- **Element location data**
* Start *

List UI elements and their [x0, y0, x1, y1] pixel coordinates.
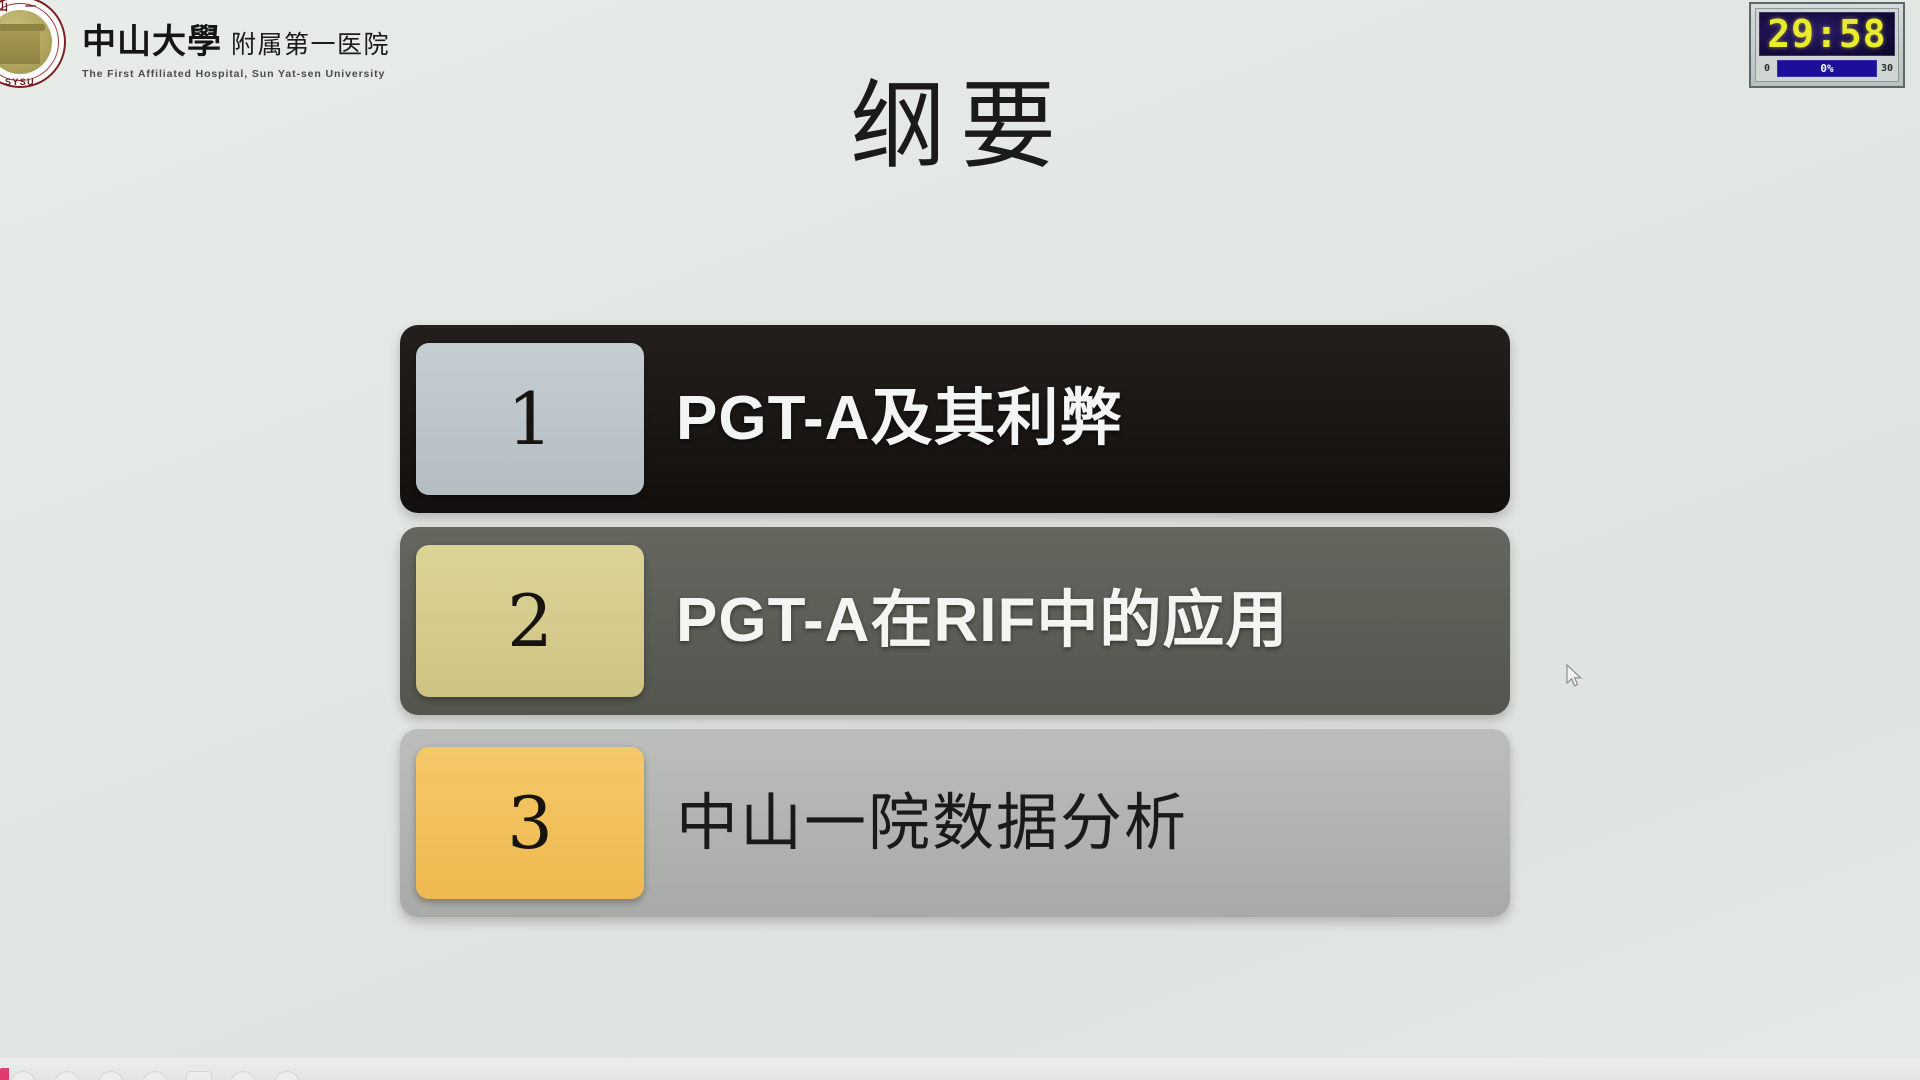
meeting-toolbar[interactable] — [0, 1058, 1920, 1080]
timer-range-max: 30 — [1880, 63, 1894, 74]
outline-list: 1 PGT-A及其利弊 2 PGT-A在RIF中的应用 3 中山一院数据分析 — [400, 325, 1510, 931]
outline-number-box-3: 3 — [416, 747, 644, 899]
slide-title: 纲要 — [0, 78, 1920, 174]
outline-number-2: 2 — [507, 585, 553, 657]
outline-number-box-1: 1 — [416, 343, 644, 495]
outline-number-box-2: 2 — [416, 545, 644, 697]
outline-label-1: PGT-A及其利弊 — [676, 388, 1122, 450]
timer-progress-bar: 0% — [1777, 60, 1877, 77]
cursor-arrow-icon — [1566, 664, 1584, 690]
hospital-branding: 中山大學 附属第一医院 The First Affiliated Hospita… — [82, 14, 390, 80]
recording-indicator — [0, 1068, 9, 1080]
mouse-cursor — [1566, 664, 1584, 690]
outline-item-1[interactable]: 1 PGT-A及其利弊 — [400, 325, 1510, 513]
timer-bezel: 29:58 0 0% 30 — [1755, 8, 1899, 82]
camera-icon[interactable] — [230, 1071, 256, 1080]
more-options-icon[interactable] — [274, 1071, 300, 1080]
screen-share-icon[interactable] — [186, 1071, 212, 1080]
timer-range-min: 0 — [1760, 63, 1774, 74]
countdown-timer-widget[interactable]: 29:58 0 0% 30 — [1749, 2, 1905, 88]
outline-item-3[interactable]: 3 中山一院数据分析 — [400, 729, 1510, 917]
refresh-icon[interactable] — [54, 1071, 80, 1080]
outline-number-3: 3 — [507, 787, 553, 859]
brand-chinese-line: 中山大學 附属第一医院 — [82, 14, 390, 63]
timer-value: 29:58 — [1767, 15, 1886, 53]
timer-display: 29:58 — [1759, 12, 1895, 56]
microphone-icon[interactable] — [142, 1071, 168, 1080]
outline-label-3: 中山一院数据分析 — [676, 792, 1188, 854]
outline-label-2: PGT-A在RIF中的应用 — [676, 590, 1288, 652]
outline-number-1: 1 — [507, 383, 553, 455]
sysu-seal-logo: 山 一 SYSU — [0, 0, 66, 88]
outline-item-2[interactable]: 2 PGT-A在RIF中的应用 — [400, 527, 1510, 715]
timer-percent-label: 0% — [1820, 62, 1833, 75]
pause-icon[interactable] — [98, 1071, 124, 1080]
university-name-cn: 中山大學 — [82, 14, 222, 63]
seal-gate-emblem — [0, 30, 40, 64]
hospital-name-cn: 附属第一医院 — [231, 25, 390, 61]
timer-progress-row: 0 0% 30 — [1759, 58, 1895, 78]
seal-chinese-text: 山 一 — [0, 0, 66, 14]
back-icon[interactable] — [10, 1071, 36, 1080]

* End *

- **Exercise brief**
Please output every line of the material above as a numbered list, skipping blank lines. Leave out the pictures.

- **Reply to the exercise**
1. List UI elements and their [x0, y0, x1, y1] pixel coordinates.
2. meeting-toolbar[interactable] — [0, 1058, 1920, 1080]
3. timer-range-max: 30 — [1880, 63, 1894, 74]
4. outline-list: 1 PGT-A及其利弊 2 PGT-A在RIF中的应用 3 中山一院数据分析 — [400, 325, 1510, 931]
5. outline-number-box-3: 3 — [416, 747, 644, 899]
6. slide-title: 纲要 — [0, 78, 1920, 174]
7. outline-number-2: 2 — [507, 585, 553, 657]
8. outline-number-box-1: 1 — [416, 343, 644, 495]
9. outline-number-box-2: 2 — [416, 545, 644, 697]
10. outline-label-1: PGT-A及其利弊 — [676, 388, 1122, 450]
11. timer-progress-bar: 0% — [1777, 60, 1877, 77]
12. cursor-arrow-icon — [1566, 664, 1584, 690]
13. hospital-branding: 中山大學 附属第一医院 The First Affiliated Hospita… — [82, 14, 390, 80]
14. recording-indicator — [0, 1068, 9, 1080]
15. mouse-cursor — [1566, 664, 1584, 690]
16. outline-item-1[interactable]: 1 PGT-A及其利弊 — [400, 325, 1510, 513]
17. timer-bezel: 29:58 0 0% 30 — [1755, 8, 1899, 82]
18. camera-icon[interactable] — [230, 1071, 256, 1080]
19. more-options-icon[interactable] — [274, 1071, 300, 1080]
20. screen-share-icon[interactable] — [186, 1071, 212, 1080]
21. timer-range-min: 0 — [1760, 63, 1774, 74]
22. countdown-timer-widget[interactable]: 29:58 0 0% 30 — [1749, 2, 1905, 88]
23. outline-item-3[interactable]: 3 中山一院数据分析 — [400, 729, 1510, 917]
24. refresh-icon[interactable] — [54, 1071, 80, 1080]
25. outline-number-3: 3 — [507, 787, 553, 859]
26. brand-chinese-line: 中山大學 附属第一医院 — [82, 14, 390, 63]
27. timer-value: 29:58 — [1767, 15, 1886, 53]
28. timer-display: 29:58 — [1759, 12, 1895, 56]
29. microphone-icon[interactable] — [142, 1071, 168, 1080]
30. outline-label-3: 中山一院数据分析 — [676, 792, 1188, 854]
31. outline-label-2: PGT-A在RIF中的应用 — [676, 590, 1288, 652]
32. outline-number-1: 1 — [507, 383, 553, 455]
33. sysu-seal-logo: 山 一 SYSU — [0, 0, 66, 88]
34. outline-item-2[interactable]: 2 PGT-A在RIF中的应用 — [400, 527, 1510, 715]
35. timer-percent-label: 0% — [1820, 62, 1833, 75]
36. pause-icon[interactable] — [98, 1071, 124, 1080]
37. university-name-cn: 中山大學 — [82, 14, 222, 63]
38. seal-gate-emblem — [0, 30, 40, 64]
39. hospital-name-cn: 附属第一医院 — [231, 25, 390, 61]
40. timer-progress-row: 0 0% 30 — [1759, 58, 1895, 78]
41. seal-chinese-text: 山 一 — [0, 0, 66, 14]
42. back-icon[interactable] — [10, 1071, 36, 1080]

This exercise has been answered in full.